DATA RECORDS.
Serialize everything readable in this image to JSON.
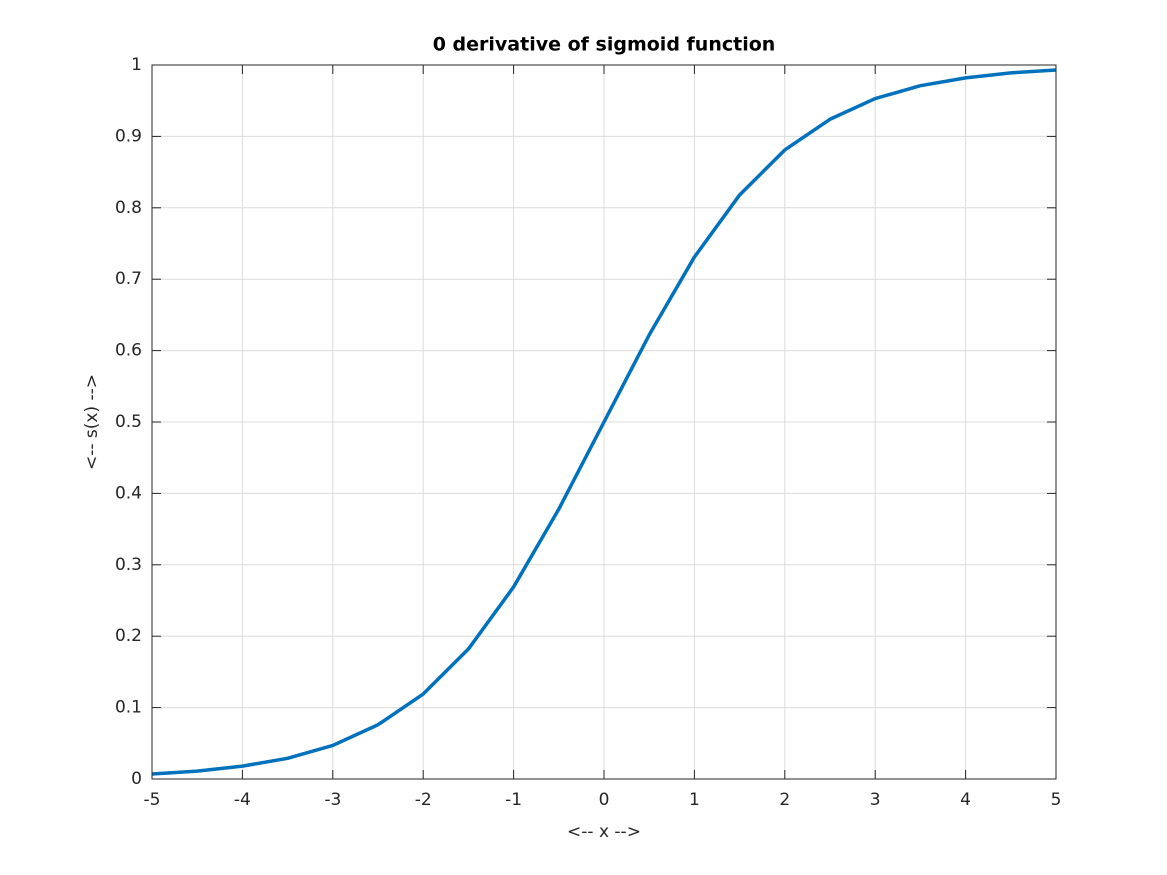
{
  "chart_data": {
    "type": "line",
    "title": "0 derivative of sigmoid function",
    "x_label": "<-- x -->",
    "y_label": "<-- s(x) -->",
    "x": [
      -5,
      -4.5,
      -4,
      -3.5,
      -3,
      -2.5,
      -2,
      -1.5,
      -1,
      -0.5,
      0,
      0.5,
      1,
      1.5,
      2,
      2.5,
      3,
      3.5,
      4,
      4.5,
      5
    ],
    "series": [
      {
        "name": "s(x)",
        "color": "#0072bd",
        "values": [
          0.007,
          0.011,
          0.018,
          0.029,
          0.047,
          0.076,
          0.119,
          0.182,
          0.269,
          0.378,
          0.5,
          0.622,
          0.731,
          0.818,
          0.881,
          0.924,
          0.953,
          0.971,
          0.982,
          0.989,
          0.993
        ]
      }
    ],
    "xlim": [
      -5,
      5
    ],
    "xticks": [
      -5,
      -4,
      -3,
      -2,
      -1,
      0,
      1,
      2,
      3,
      4,
      5
    ],
    "ylim": [
      0,
      1
    ],
    "yticks": [
      0,
      0.1,
      0.2,
      0.3,
      0.4,
      0.5,
      0.6,
      0.7,
      0.8,
      0.9,
      1
    ],
    "grid": true
  }
}
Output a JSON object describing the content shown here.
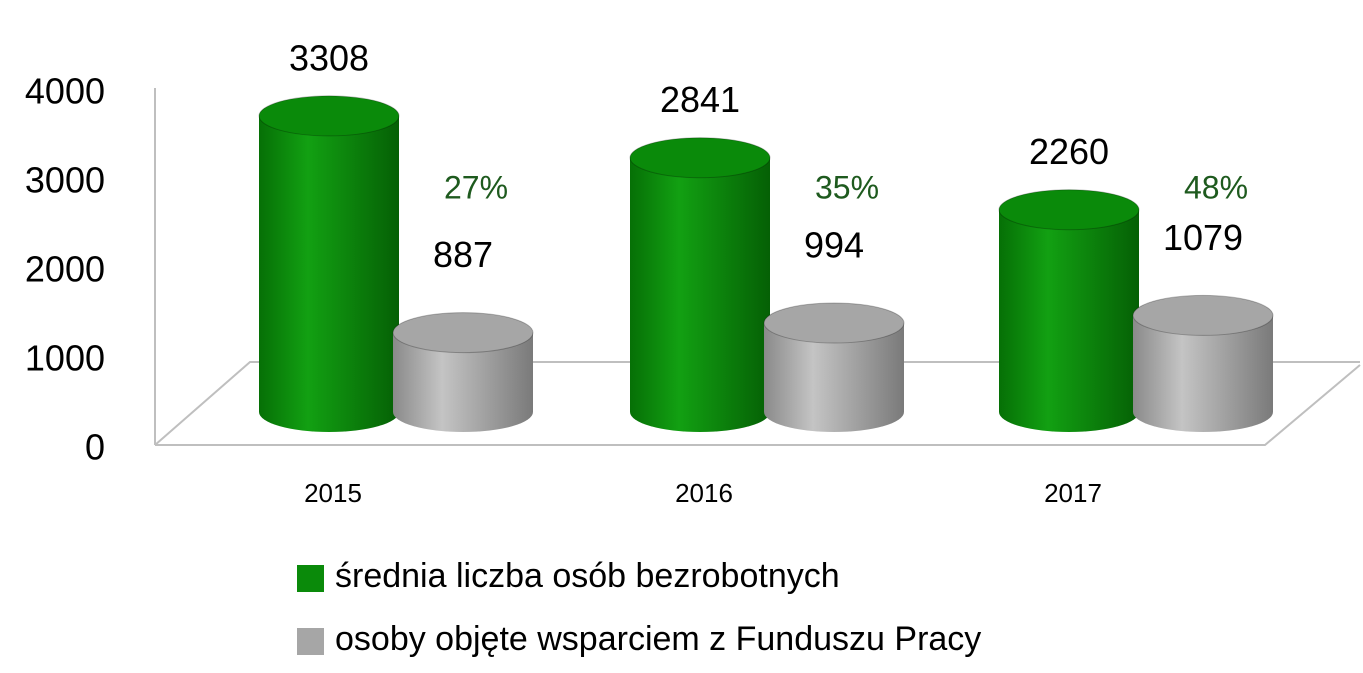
{
  "chart_data": {
    "type": "bar3d",
    "categories": [
      "2015",
      "2016",
      "2017"
    ],
    "series": [
      {
        "name": "średnia liczba osób bezrobotnych",
        "color": "#0a8a0a",
        "values": [
          3308,
          2841,
          2260
        ]
      },
      {
        "name": "osoby objęte wsparciem z Funduszu Pracy",
        "color": "#a6a6a6",
        "values": [
          887,
          994,
          1079
        ]
      }
    ],
    "annotations": [
      "27%",
      "35%",
      "48%"
    ],
    "annotation_color": "#1e5a1e",
    "ylim": [
      0,
      4000
    ],
    "yticks": [
      0,
      1000,
      2000,
      3000,
      4000
    ],
    "legend": "bottom"
  }
}
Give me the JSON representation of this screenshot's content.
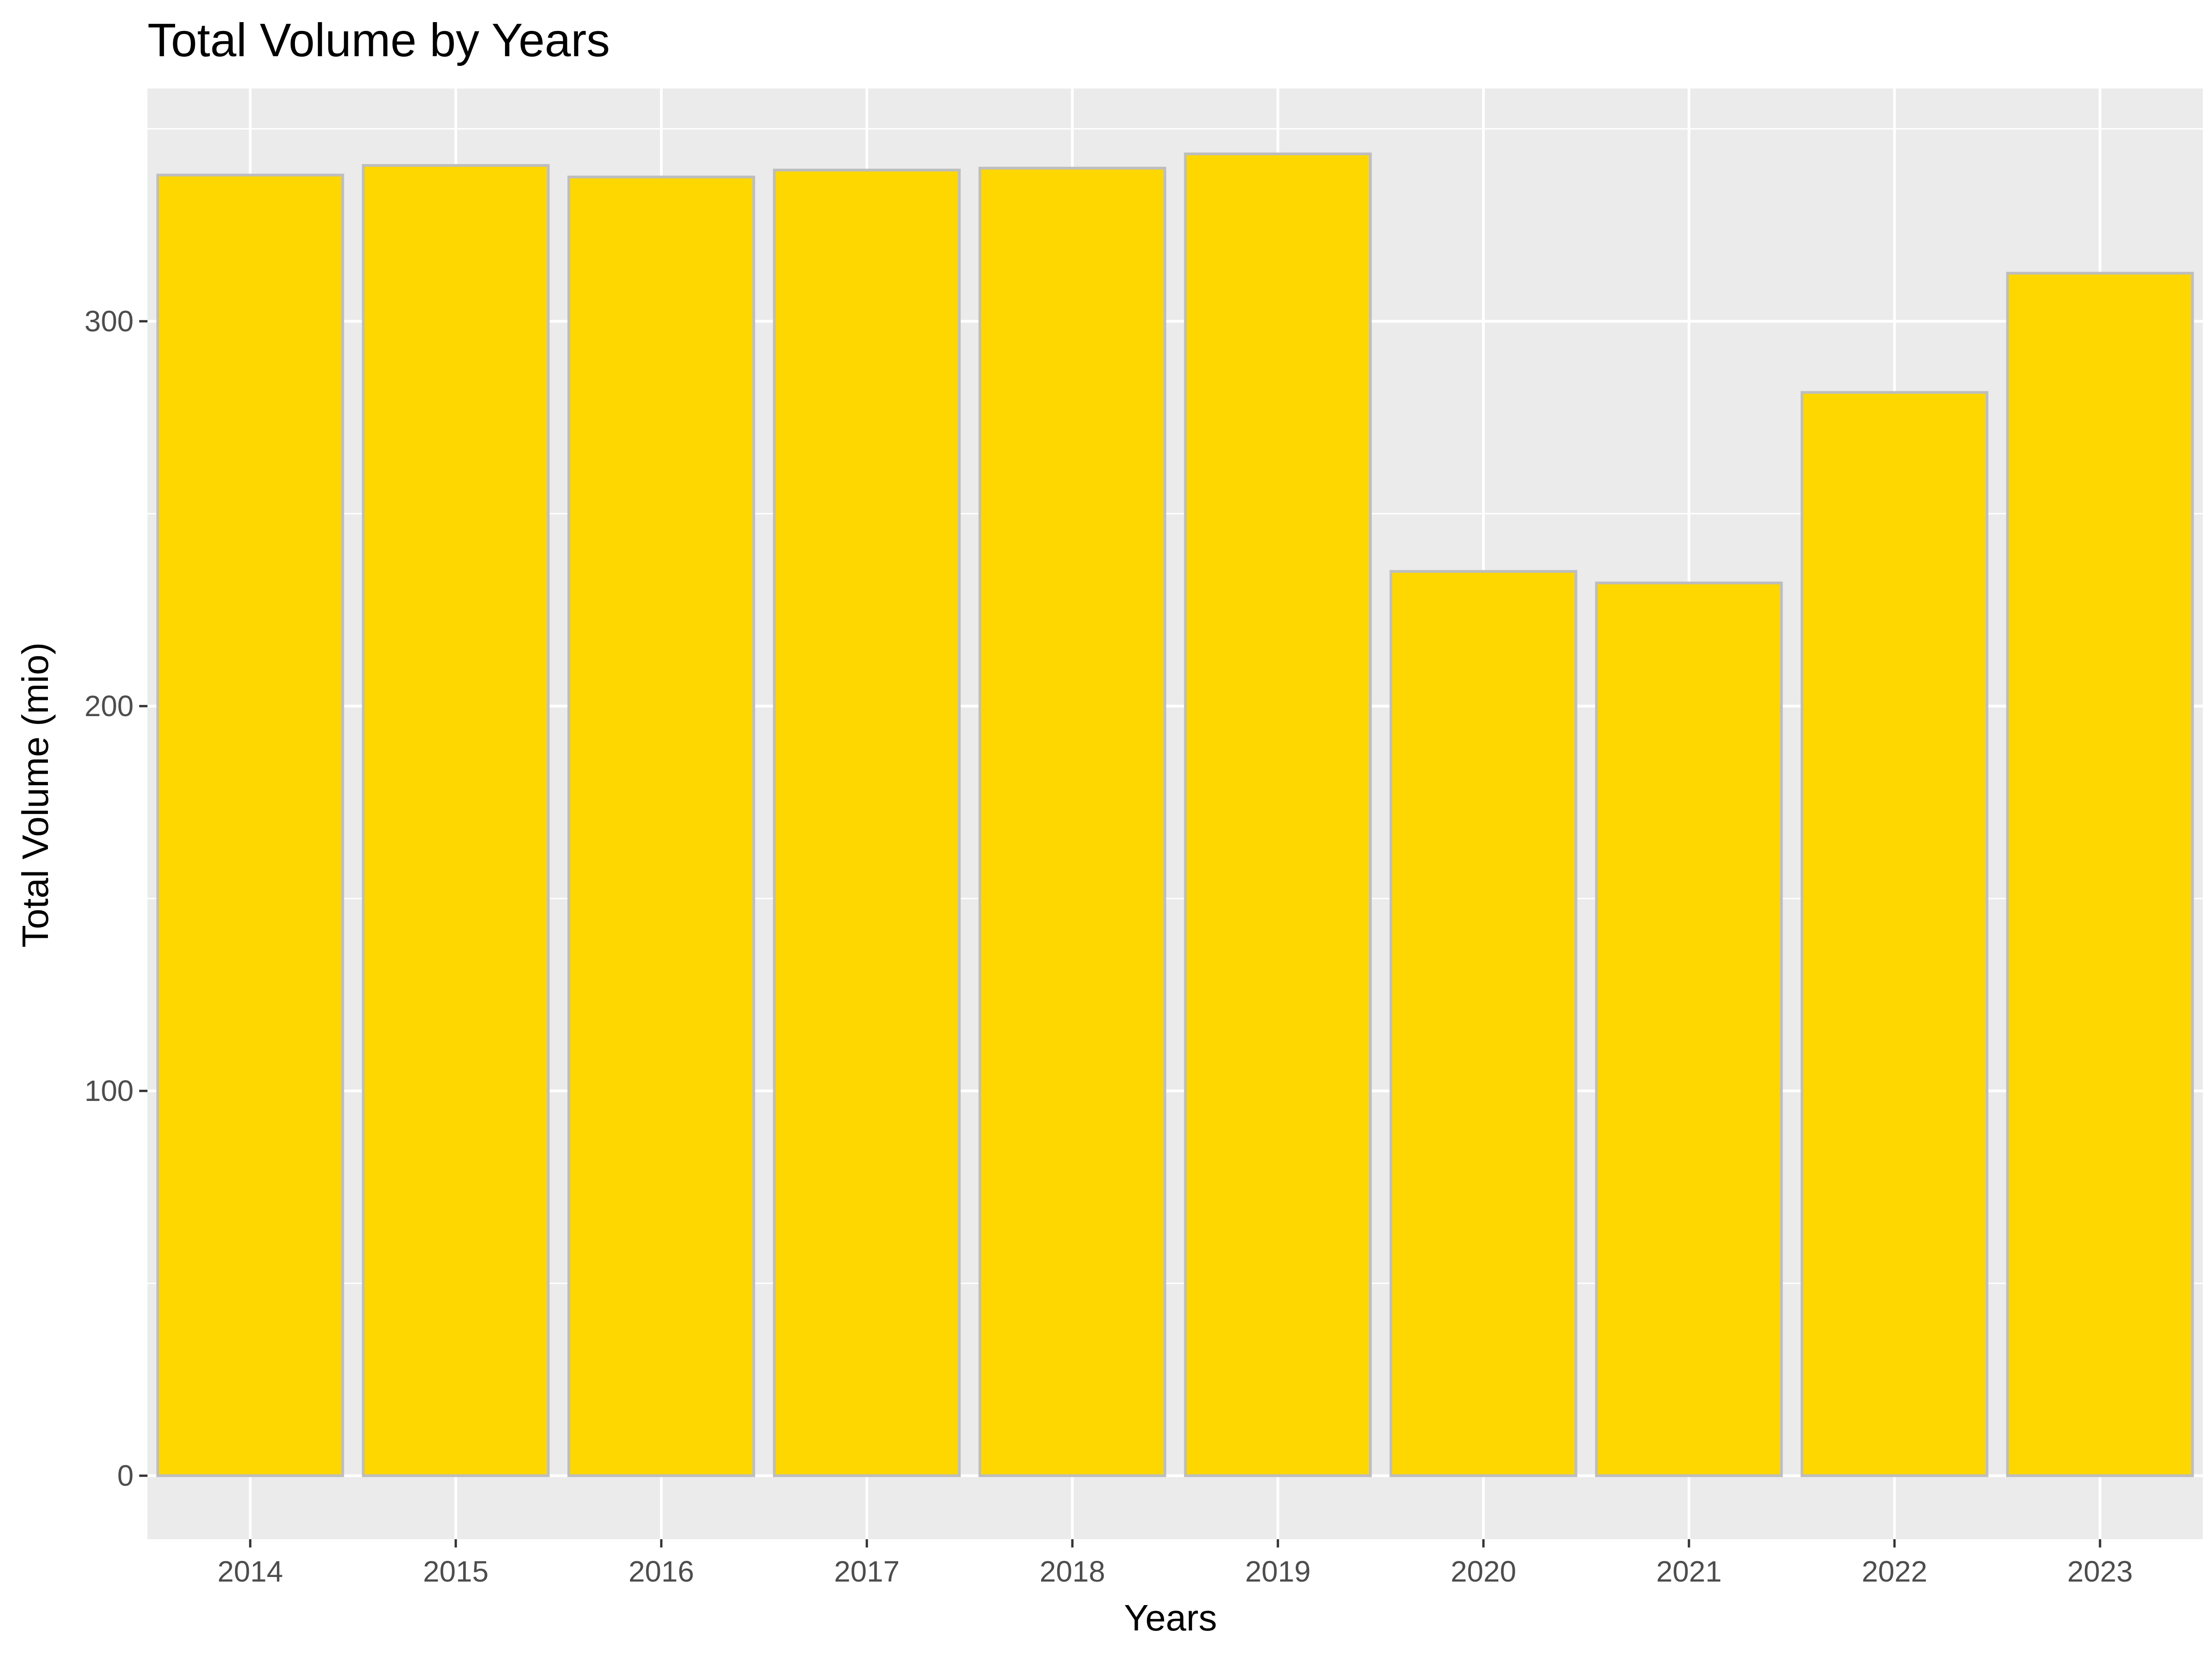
{
  "chart_data": {
    "type": "bar",
    "title": "Total Volume by Years",
    "xlabel": "Years",
    "ylabel": "Total Volume (mio)",
    "categories": [
      "2014",
      "2015",
      "2016",
      "2017",
      "2018",
      "2019",
      "2020",
      "2021",
      "2022",
      "2023"
    ],
    "values": [
      338,
      340.5,
      337.5,
      339.3,
      339.8,
      343.5,
      235,
      232,
      281.5,
      312.5
    ],
    "ylim": [
      -16.5,
      360.5
    ],
    "yticks": [
      0,
      100,
      200,
      300
    ],
    "grid": true,
    "legend": "none",
    "colors": {
      "bar_fill": "#FFD700",
      "bar_outline": "#BEBEBE",
      "panel_background": "#EBEBEB",
      "grid": "#FFFFFF",
      "tick_text": "#4D4D4D",
      "tick_mark": "#333333"
    }
  }
}
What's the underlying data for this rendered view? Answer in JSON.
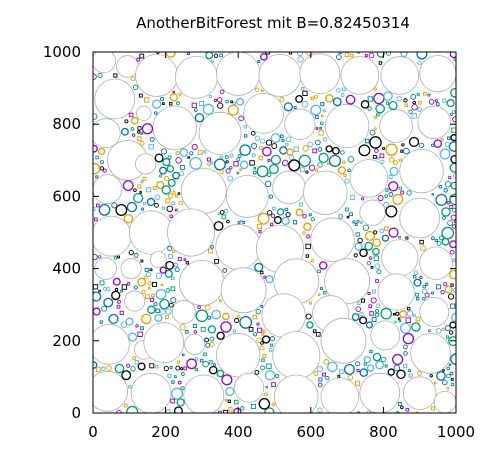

GOAL.
Return all the lines that contain the string "Years".

EXERCISE RESPONSE.
    "title": "Total Volume by Years",
    "xlabel": "Years",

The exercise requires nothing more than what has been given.